(Saved entries)

★ ★ ★ ★

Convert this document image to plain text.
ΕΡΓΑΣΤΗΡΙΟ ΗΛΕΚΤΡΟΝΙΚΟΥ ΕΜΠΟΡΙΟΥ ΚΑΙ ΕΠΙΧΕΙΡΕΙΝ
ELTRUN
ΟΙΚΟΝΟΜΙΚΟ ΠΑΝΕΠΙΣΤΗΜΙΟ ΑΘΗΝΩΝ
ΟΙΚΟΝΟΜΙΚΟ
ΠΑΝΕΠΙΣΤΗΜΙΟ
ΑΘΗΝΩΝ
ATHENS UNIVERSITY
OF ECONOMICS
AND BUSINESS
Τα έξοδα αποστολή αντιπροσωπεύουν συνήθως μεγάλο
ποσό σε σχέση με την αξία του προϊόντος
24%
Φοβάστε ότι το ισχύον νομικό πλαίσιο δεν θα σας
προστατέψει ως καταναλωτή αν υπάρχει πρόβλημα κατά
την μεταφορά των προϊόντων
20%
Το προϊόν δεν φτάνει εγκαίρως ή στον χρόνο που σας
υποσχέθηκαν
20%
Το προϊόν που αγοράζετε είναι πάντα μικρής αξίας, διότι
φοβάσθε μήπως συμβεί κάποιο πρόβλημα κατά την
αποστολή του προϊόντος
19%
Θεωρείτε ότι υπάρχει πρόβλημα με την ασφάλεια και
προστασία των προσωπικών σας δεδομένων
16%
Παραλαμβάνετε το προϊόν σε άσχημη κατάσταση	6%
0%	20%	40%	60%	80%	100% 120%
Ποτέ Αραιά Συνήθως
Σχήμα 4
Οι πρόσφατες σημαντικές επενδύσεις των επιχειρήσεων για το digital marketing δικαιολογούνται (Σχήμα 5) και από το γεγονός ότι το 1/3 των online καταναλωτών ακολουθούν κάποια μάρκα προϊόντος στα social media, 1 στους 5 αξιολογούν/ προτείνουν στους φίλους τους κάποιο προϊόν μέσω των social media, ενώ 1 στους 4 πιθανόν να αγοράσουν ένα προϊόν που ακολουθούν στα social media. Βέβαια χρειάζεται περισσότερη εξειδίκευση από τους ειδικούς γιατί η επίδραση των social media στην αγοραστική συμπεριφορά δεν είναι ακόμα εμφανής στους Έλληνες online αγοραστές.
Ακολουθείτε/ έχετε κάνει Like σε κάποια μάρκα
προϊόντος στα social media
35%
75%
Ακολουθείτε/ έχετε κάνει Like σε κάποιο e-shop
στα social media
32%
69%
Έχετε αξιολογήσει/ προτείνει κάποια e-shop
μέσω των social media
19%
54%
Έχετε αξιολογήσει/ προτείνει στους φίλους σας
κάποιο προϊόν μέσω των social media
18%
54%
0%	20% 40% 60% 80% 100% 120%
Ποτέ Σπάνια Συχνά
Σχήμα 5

★ ★ ★ ★

* _Task details_: State the count of lines that contain the string "μάρκα". Nothing else is needed.

* _In response_: 2